*Task goal*: Omit the images. Copy each entry word for word.

(Figure content listings)
::::

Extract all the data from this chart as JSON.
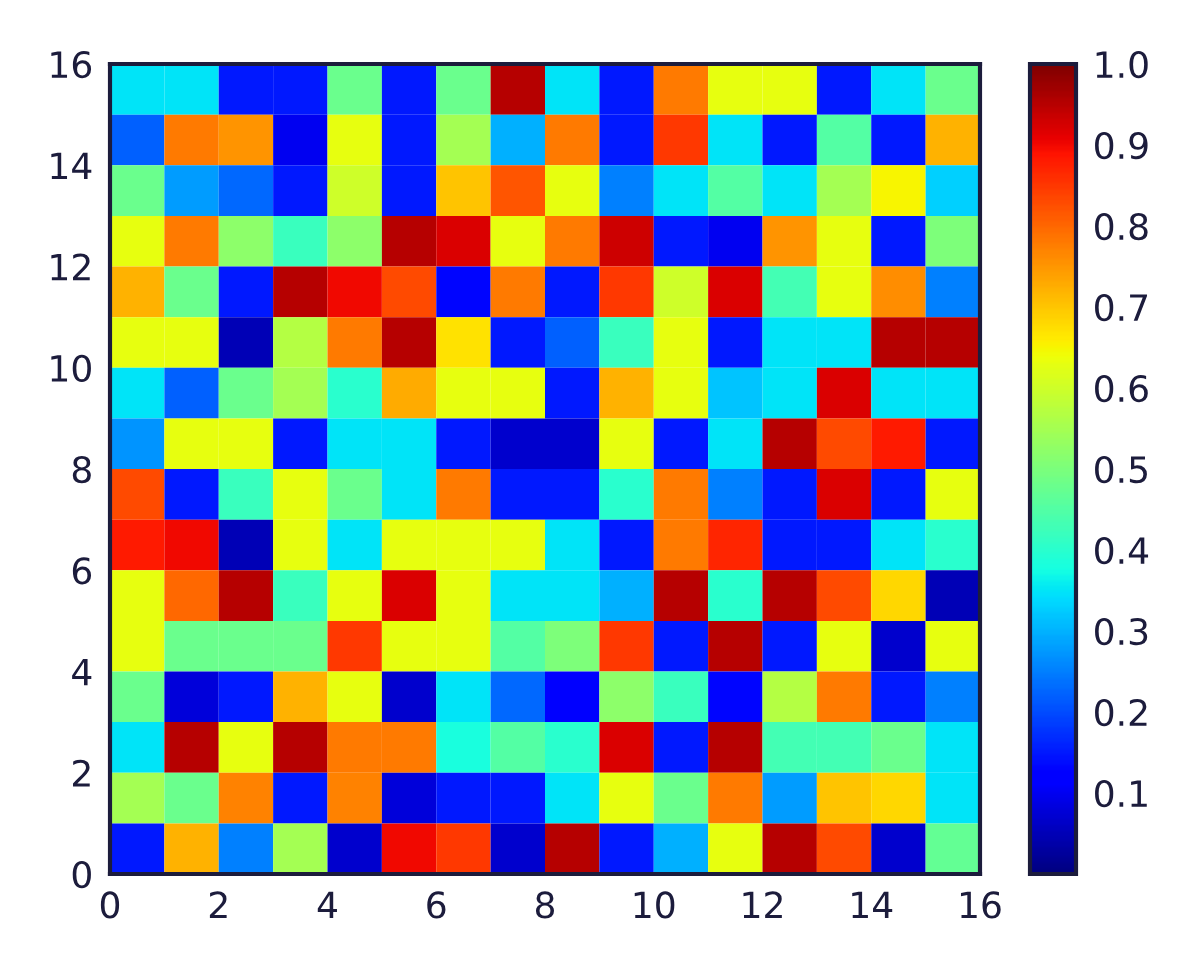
{
  "chart_data": {
    "type": "heatmap",
    "cells": [
      [
        0.35,
        0.35,
        0.15,
        0.15,
        0.48,
        0.15,
        0.48,
        0.95,
        0.35,
        0.15,
        0.78,
        0.63,
        0.63,
        0.15,
        0.35,
        0.48
      ],
      [
        0.22,
        0.78,
        0.75,
        0.1,
        0.63,
        0.15,
        0.55,
        0.3,
        0.78,
        0.15,
        0.85,
        0.35,
        0.15,
        0.45,
        0.15,
        0.72
      ],
      [
        0.48,
        0.28,
        0.23,
        0.15,
        0.6,
        0.15,
        0.7,
        0.82,
        0.63,
        0.25,
        0.35,
        0.45,
        0.35,
        0.55,
        0.65,
        0.33
      ],
      [
        0.63,
        0.78,
        0.52,
        0.42,
        0.52,
        0.95,
        0.92,
        0.63,
        0.78,
        0.93,
        0.15,
        0.1,
        0.75,
        0.63,
        0.15,
        0.5
      ],
      [
        0.72,
        0.48,
        0.15,
        0.95,
        0.9,
        0.83,
        0.13,
        0.78,
        0.15,
        0.85,
        0.6,
        0.92,
        0.43,
        0.63,
        0.76,
        0.25
      ],
      [
        0.63,
        0.63,
        0.05,
        0.57,
        0.78,
        0.95,
        0.67,
        0.15,
        0.22,
        0.42,
        0.63,
        0.15,
        0.35,
        0.35,
        0.95,
        0.95
      ],
      [
        0.35,
        0.22,
        0.48,
        0.55,
        0.4,
        0.73,
        0.63,
        0.63,
        0.15,
        0.72,
        0.63,
        0.32,
        0.35,
        0.92,
        0.35,
        0.35
      ],
      [
        0.27,
        0.63,
        0.63,
        0.15,
        0.35,
        0.35,
        0.15,
        0.07,
        0.07,
        0.63,
        0.15,
        0.35,
        0.95,
        0.83,
        0.88,
        0.15
      ],
      [
        0.83,
        0.15,
        0.42,
        0.63,
        0.48,
        0.35,
        0.78,
        0.15,
        0.15,
        0.4,
        0.78,
        0.25,
        0.15,
        0.92,
        0.15,
        0.63
      ],
      [
        0.88,
        0.9,
        0.05,
        0.63,
        0.35,
        0.63,
        0.63,
        0.63,
        0.35,
        0.15,
        0.78,
        0.87,
        0.15,
        0.15,
        0.35,
        0.4
      ],
      [
        0.63,
        0.8,
        0.95,
        0.42,
        0.63,
        0.92,
        0.63,
        0.35,
        0.35,
        0.3,
        0.95,
        0.4,
        0.95,
        0.83,
        0.68,
        0.05
      ],
      [
        0.63,
        0.48,
        0.48,
        0.48,
        0.85,
        0.63,
        0.63,
        0.45,
        0.5,
        0.85,
        0.15,
        0.95,
        0.15,
        0.63,
        0.07,
        0.63
      ],
      [
        0.48,
        0.08,
        0.15,
        0.72,
        0.63,
        0.07,
        0.35,
        0.23,
        0.12,
        0.52,
        0.42,
        0.13,
        0.57,
        0.78,
        0.15,
        0.25
      ],
      [
        0.35,
        0.95,
        0.63,
        0.95,
        0.78,
        0.78,
        0.38,
        0.45,
        0.4,
        0.92,
        0.15,
        0.95,
        0.43,
        0.43,
        0.48,
        0.35
      ],
      [
        0.55,
        0.48,
        0.77,
        0.15,
        0.77,
        0.08,
        0.15,
        0.15,
        0.35,
        0.63,
        0.48,
        0.78,
        0.28,
        0.7,
        0.68,
        0.35
      ],
      [
        0.15,
        0.72,
        0.25,
        0.55,
        0.07,
        0.9,
        0.85,
        0.07,
        0.95,
        0.15,
        0.3,
        0.63,
        0.95,
        0.83,
        0.07,
        0.47
      ]
    ],
    "xlim": [
      0,
      16
    ],
    "ylim": [
      0,
      16
    ],
    "xticks": [
      0,
      2,
      4,
      6,
      8,
      10,
      12,
      14,
      16
    ],
    "yticks": [
      0,
      2,
      4,
      6,
      8,
      10,
      12,
      14,
      16
    ],
    "clim": [
      0,
      1
    ],
    "cticks": [
      0.1,
      0.2,
      0.3,
      0.4,
      0.5,
      0.6,
      0.7,
      0.8,
      0.9,
      {
        "value": 1,
        "label": "1.0"
      }
    ]
  }
}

::::

*Answer for this exercise*:
Extract all the data from this chart as JSON.
{
  "chart_data": {
    "type": "heatmap",
    "cells": [
      [
        0.35,
        0.35,
        0.15,
        0.15,
        0.48,
        0.15,
        0.48,
        0.95,
        0.35,
        0.15,
        0.78,
        0.63,
        0.63,
        0.15,
        0.35,
        0.48
      ],
      [
        0.22,
        0.78,
        0.75,
        0.1,
        0.63,
        0.15,
        0.55,
        0.3,
        0.78,
        0.15,
        0.85,
        0.35,
        0.15,
        0.45,
        0.15,
        0.72
      ],
      [
        0.48,
        0.28,
        0.23,
        0.15,
        0.6,
        0.15,
        0.7,
        0.82,
        0.63,
        0.25,
        0.35,
        0.45,
        0.35,
        0.55,
        0.65,
        0.33
      ],
      [
        0.63,
        0.78,
        0.52,
        0.42,
        0.52,
        0.95,
        0.92,
        0.63,
        0.78,
        0.93,
        0.15,
        0.1,
        0.75,
        0.63,
        0.15,
        0.5
      ],
      [
        0.72,
        0.48,
        0.15,
        0.95,
        0.9,
        0.83,
        0.13,
        0.78,
        0.15,
        0.85,
        0.6,
        0.92,
        0.43,
        0.63,
        0.76,
        0.25
      ],
      [
        0.63,
        0.63,
        0.05,
        0.57,
        0.78,
        0.95,
        0.67,
        0.15,
        0.22,
        0.42,
        0.63,
        0.15,
        0.35,
        0.35,
        0.95,
        0.95
      ],
      [
        0.35,
        0.22,
        0.48,
        0.55,
        0.4,
        0.73,
        0.63,
        0.63,
        0.15,
        0.72,
        0.63,
        0.32,
        0.35,
        0.92,
        0.35,
        0.35
      ],
      [
        0.27,
        0.63,
        0.63,
        0.15,
        0.35,
        0.35,
        0.15,
        0.07,
        0.07,
        0.63,
        0.15,
        0.35,
        0.95,
        0.83,
        0.88,
        0.15
      ],
      [
        0.83,
        0.15,
        0.42,
        0.63,
        0.48,
        0.35,
        0.78,
        0.15,
        0.15,
        0.4,
        0.78,
        0.25,
        0.15,
        0.92,
        0.15,
        0.63
      ],
      [
        0.88,
        0.9,
        0.05,
        0.63,
        0.35,
        0.63,
        0.63,
        0.63,
        0.35,
        0.15,
        0.78,
        0.87,
        0.15,
        0.15,
        0.35,
        0.4
      ],
      [
        0.63,
        0.8,
        0.95,
        0.42,
        0.63,
        0.92,
        0.63,
        0.35,
        0.35,
        0.3,
        0.95,
        0.4,
        0.95,
        0.83,
        0.68,
        0.05
      ],
      [
        0.63,
        0.48,
        0.48,
        0.48,
        0.85,
        0.63,
        0.63,
        0.45,
        0.5,
        0.85,
        0.15,
        0.95,
        0.15,
        0.63,
        0.07,
        0.63
      ],
      [
        0.48,
        0.08,
        0.15,
        0.72,
        0.63,
        0.07,
        0.35,
        0.23,
        0.12,
        0.52,
        0.42,
        0.13,
        0.57,
        0.78,
        0.15,
        0.25
      ],
      [
        0.35,
        0.95,
        0.63,
        0.95,
        0.78,
        0.78,
        0.38,
        0.45,
        0.4,
        0.92,
        0.15,
        0.95,
        0.43,
        0.43,
        0.48,
        0.35
      ],
      [
        0.55,
        0.48,
        0.77,
        0.15,
        0.77,
        0.08,
        0.15,
        0.15,
        0.35,
        0.63,
        0.48,
        0.78,
        0.28,
        0.7,
        0.68,
        0.35
      ],
      [
        0.15,
        0.72,
        0.25,
        0.55,
        0.07,
        0.9,
        0.85,
        0.07,
        0.95,
        0.15,
        0.3,
        0.63,
        0.95,
        0.83,
        0.07,
        0.47
      ]
    ],
    "xlim": [
      0,
      16
    ],
    "ylim": [
      0,
      16
    ],
    "xticks": [
      0,
      2,
      4,
      6,
      8,
      10,
      12,
      14,
      16
    ],
    "yticks": [
      0,
      2,
      4,
      6,
      8,
      10,
      12,
      14,
      16
    ],
    "clim": [
      0,
      1
    ],
    "cticks": [
      0.1,
      0.2,
      0.3,
      0.4,
      0.5,
      0.6,
      0.7,
      0.8,
      0.9,
      {
        "value": 1,
        "label": "1.0"
      }
    ]
  }
}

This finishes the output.